▸ REQUIREMENT:
Scan the entries below and extract each line with the word "circle" in it.

Figure record listings
= = = =
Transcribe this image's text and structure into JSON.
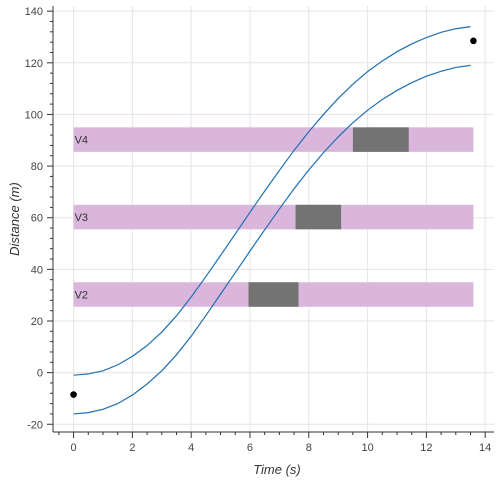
{
  "chart_data": {
    "type": "line",
    "xlabel": "Time (s)",
    "ylabel": "Distance (m)",
    "xlim": [
      -0.7,
      14.3
    ],
    "ylim": [
      -23,
      142
    ],
    "x_ticks": [
      0,
      2,
      4,
      6,
      8,
      10,
      12,
      14
    ],
    "y_ticks": [
      -20,
      0,
      20,
      40,
      60,
      80,
      100,
      120,
      140
    ],
    "grid": true,
    "curve_color": "#1f6fb4",
    "series": [
      {
        "x": [
          0,
          0.5,
          1,
          1.5,
          2,
          2.5,
          3,
          3.5,
          4,
          4.5,
          5,
          5.5,
          6,
          6.5,
          7,
          7.5,
          8,
          8.5,
          9,
          9.5,
          10,
          10.5,
          11,
          11.5,
          12,
          12.5,
          13,
          13.5
        ],
        "values": [
          -1,
          -0.5,
          0.7,
          3,
          6.3,
          10.5,
          15.7,
          22,
          29.3,
          37.2,
          45.4,
          53.7,
          62.1,
          70.3,
          78.3,
          86.1,
          93.3,
          100,
          106.2,
          111.7,
          116.6,
          120.7,
          124.3,
          127.3,
          129.8,
          131.8,
          133.2,
          134
        ]
      },
      {
        "x": [
          0,
          0.5,
          1,
          1.5,
          2,
          2.5,
          3,
          3.5,
          4,
          4.5,
          5,
          5.5,
          6,
          6.5,
          7,
          7.5,
          8,
          8.5,
          9,
          9.5,
          10,
          10.5,
          11,
          11.5,
          12,
          12.5,
          13,
          13.5
        ],
        "values": [
          -16,
          -15.5,
          -14.2,
          -12,
          -8.7,
          -4.4,
          0.7,
          6.9,
          14.1,
          22.1,
          30.4,
          38.7,
          47.1,
          55.3,
          63.4,
          71.2,
          78.5,
          85.2,
          91.3,
          96.8,
          101.6,
          105.8,
          109.3,
          112.3,
          114.8,
          116.7,
          118.2,
          119
        ]
      }
    ],
    "points": [
      {
        "x": 0,
        "y": -8.5
      },
      {
        "x": 13.6,
        "y": 128.5
      }
    ],
    "bands": [
      {
        "label": "V2",
        "x": [
          0,
          13.6
        ],
        "y": [
          25.5,
          35
        ],
        "color": "#dab6dc",
        "block": {
          "x": [
            5.95,
            7.65
          ],
          "color": "#737373"
        }
      },
      {
        "label": "V3",
        "x": [
          0,
          13.6
        ],
        "y": [
          55.5,
          65
        ],
        "color": "#dab6dc",
        "block": {
          "x": [
            7.55,
            9.1
          ],
          "color": "#737373"
        }
      },
      {
        "label": "V4",
        "x": [
          0,
          13.6
        ],
        "y": [
          85.5,
          95
        ],
        "color": "#dab6dc",
        "block": {
          "x": [
            9.5,
            11.4
          ],
          "color": "#737373"
        }
      }
    ]
  }
}
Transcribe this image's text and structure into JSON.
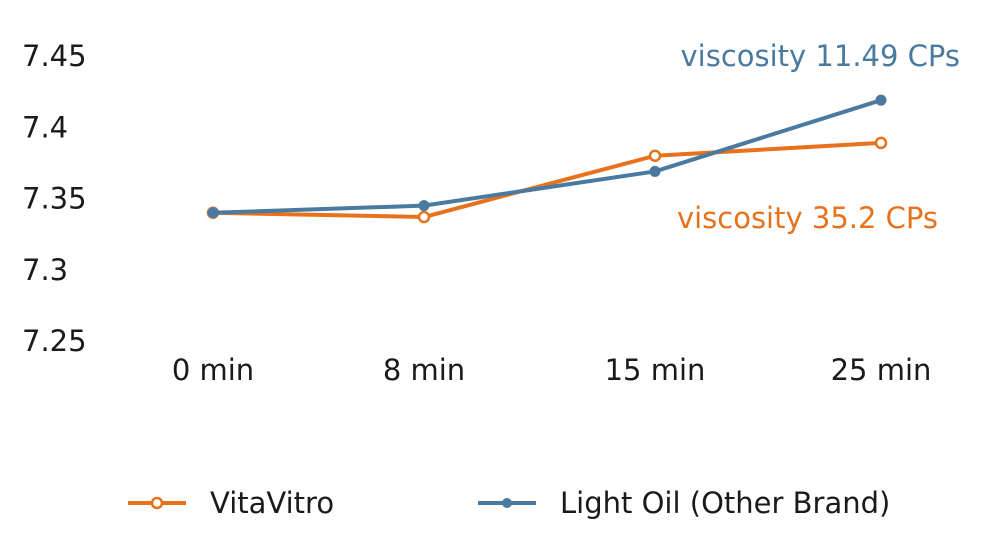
{
  "chart_data": {
    "type": "line",
    "title": "",
    "xlabel": "",
    "ylabel": "",
    "categories": [
      "0 min",
      "8 min",
      "15 min",
      "25 min"
    ],
    "ylim": [
      7.25,
      7.45
    ],
    "yticks": [
      "7.25",
      "7.3",
      "7.35",
      "7.4",
      "7.45"
    ],
    "grid": false,
    "legend_position": "bottom",
    "series": [
      {
        "name": "VitaVitro",
        "values": [
          7.34,
          7.337,
          7.38,
          7.389
        ],
        "color": "#e8721c",
        "marker": "open-circle",
        "annotation": "viscosity 35.2 CPs"
      },
      {
        "name": "Light Oil (Other Brand)",
        "values": [
          7.34,
          7.345,
          7.369,
          7.419
        ],
        "color": "#4a7aa0",
        "marker": "filled-circle",
        "annotation": "viscosity 11.49 CPs"
      }
    ]
  }
}
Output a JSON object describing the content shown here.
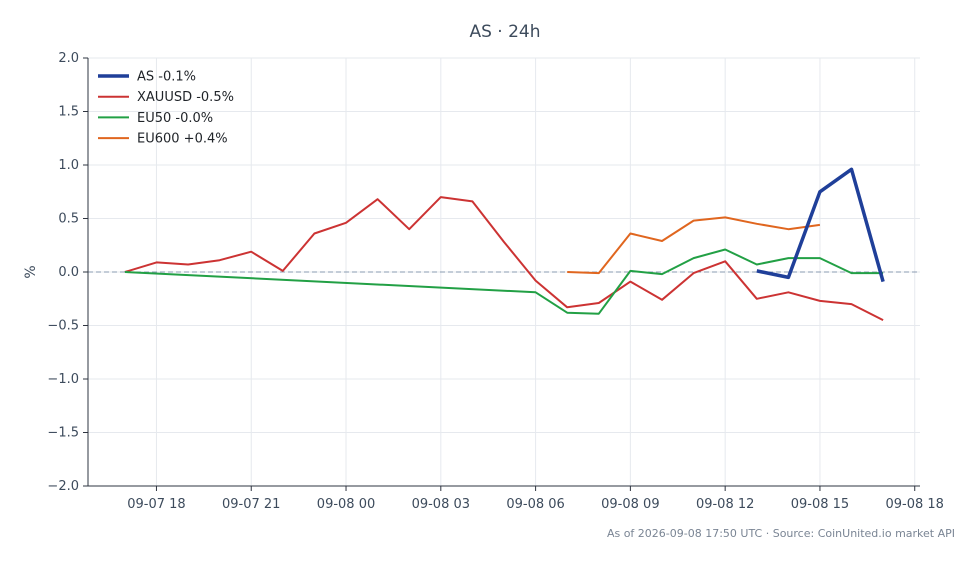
{
  "chart_data": {
    "type": "line",
    "title": "AS · 24h",
    "xlabel": "",
    "ylabel": "%",
    "ylim": [
      -2.0,
      2.0
    ],
    "yticks": [
      -2.0,
      -1.5,
      -1.0,
      -0.5,
      0.0,
      0.5,
      1.0,
      1.5,
      2.0
    ],
    "ytick_labels": [
      "−2.0",
      "−1.5",
      "−1.0",
      "−0.5",
      "0.0",
      "0.5",
      "1.0",
      "1.5",
      "2.0"
    ],
    "xlim": [
      "2026-09-07 15:50",
      "2026-09-08 18:10"
    ],
    "xticks": [
      "2026-09-07 18:00",
      "2026-09-07 21:00",
      "2026-09-08 00:00",
      "2026-09-08 03:00",
      "2026-09-08 06:00",
      "2026-09-08 09:00",
      "2026-09-08 12:00",
      "2026-09-08 15:00",
      "2026-09-08 18:00"
    ],
    "xtick_labels": [
      "09-07 18",
      "09-07 21",
      "09-08 00",
      "09-08 03",
      "09-08 06",
      "09-08 09",
      "09-08 12",
      "09-08 15",
      "09-08 18"
    ],
    "grid": true,
    "zero_line": true,
    "legend_position": "top-left",
    "series": [
      {
        "name": "AS -0.1%",
        "color": "#1f3f99",
        "emphasis": true,
        "x": [
          "2026-09-08 13:00",
          "2026-09-08 14:00",
          "2026-09-08 15:00",
          "2026-09-08 16:00",
          "2026-09-08 17:00"
        ],
        "values": [
          0.01,
          -0.05,
          0.75,
          0.96,
          -0.09
        ]
      },
      {
        "name": "XAUUSD -0.5%",
        "color": "#cc3333",
        "x": [
          "2026-09-07 17:00",
          "2026-09-07 18:00",
          "2026-09-07 19:00",
          "2026-09-07 20:00",
          "2026-09-07 21:00",
          "2026-09-07 22:00",
          "2026-09-07 23:00",
          "2026-09-08 00:00",
          "2026-09-08 01:00",
          "2026-09-08 02:00",
          "2026-09-08 03:00",
          "2026-09-08 04:00",
          "2026-09-08 05:00",
          "2026-09-08 06:00",
          "2026-09-08 07:00",
          "2026-09-08 08:00",
          "2026-09-08 09:00",
          "2026-09-08 10:00",
          "2026-09-08 11:00",
          "2026-09-08 12:00",
          "2026-09-08 13:00",
          "2026-09-08 14:00",
          "2026-09-08 15:00",
          "2026-09-08 16:00",
          "2026-09-08 17:00"
        ],
        "values": [
          0.0,
          0.09,
          0.07,
          0.11,
          0.19,
          0.01,
          0.36,
          0.46,
          0.68,
          0.4,
          0.7,
          0.66,
          0.28,
          -0.08,
          -0.33,
          -0.29,
          -0.09,
          -0.26,
          -0.01,
          0.1,
          -0.25,
          -0.19,
          -0.27,
          -0.3,
          -0.45
        ]
      },
      {
        "name": "EU50 -0.0%",
        "color": "#22a045",
        "x": [
          "2026-09-07 17:00",
          "2026-09-08 06:00",
          "2026-09-08 07:00",
          "2026-09-08 08:00",
          "2026-09-08 09:00",
          "2026-09-08 10:00",
          "2026-09-08 11:00",
          "2026-09-08 12:00",
          "2026-09-08 13:00",
          "2026-09-08 14:00",
          "2026-09-08 15:00",
          "2026-09-08 16:00",
          "2026-09-08 17:00"
        ],
        "values": [
          0.0,
          -0.19,
          -0.38,
          -0.39,
          0.01,
          -0.02,
          0.13,
          0.21,
          0.07,
          0.13,
          0.13,
          -0.01,
          -0.01
        ]
      },
      {
        "name": "EU600 +0.4%",
        "color": "#e0661f",
        "x": [
          "2026-09-08 07:00",
          "2026-09-08 08:00",
          "2026-09-08 09:00",
          "2026-09-08 10:00",
          "2026-09-08 11:00",
          "2026-09-08 12:00",
          "2026-09-08 13:00",
          "2026-09-08 14:00",
          "2026-09-08 15:00"
        ],
        "values": [
          0.0,
          -0.01,
          0.36,
          0.29,
          0.48,
          0.51,
          0.45,
          0.4,
          0.44
        ]
      }
    ]
  },
  "footnote": "As of 2026-09-08 17:50 UTC · Source: CoinUnited.io market API",
  "colors": {
    "axis": "#2e3440",
    "grid": "#e6e9ee",
    "zero_line": "#8a9bb0",
    "text": "#3d4b5c"
  }
}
= = = =
▸ RESULT FOR THIS EXERCISE:
        "marker": "open-circle",
        "marker": "filled-circle",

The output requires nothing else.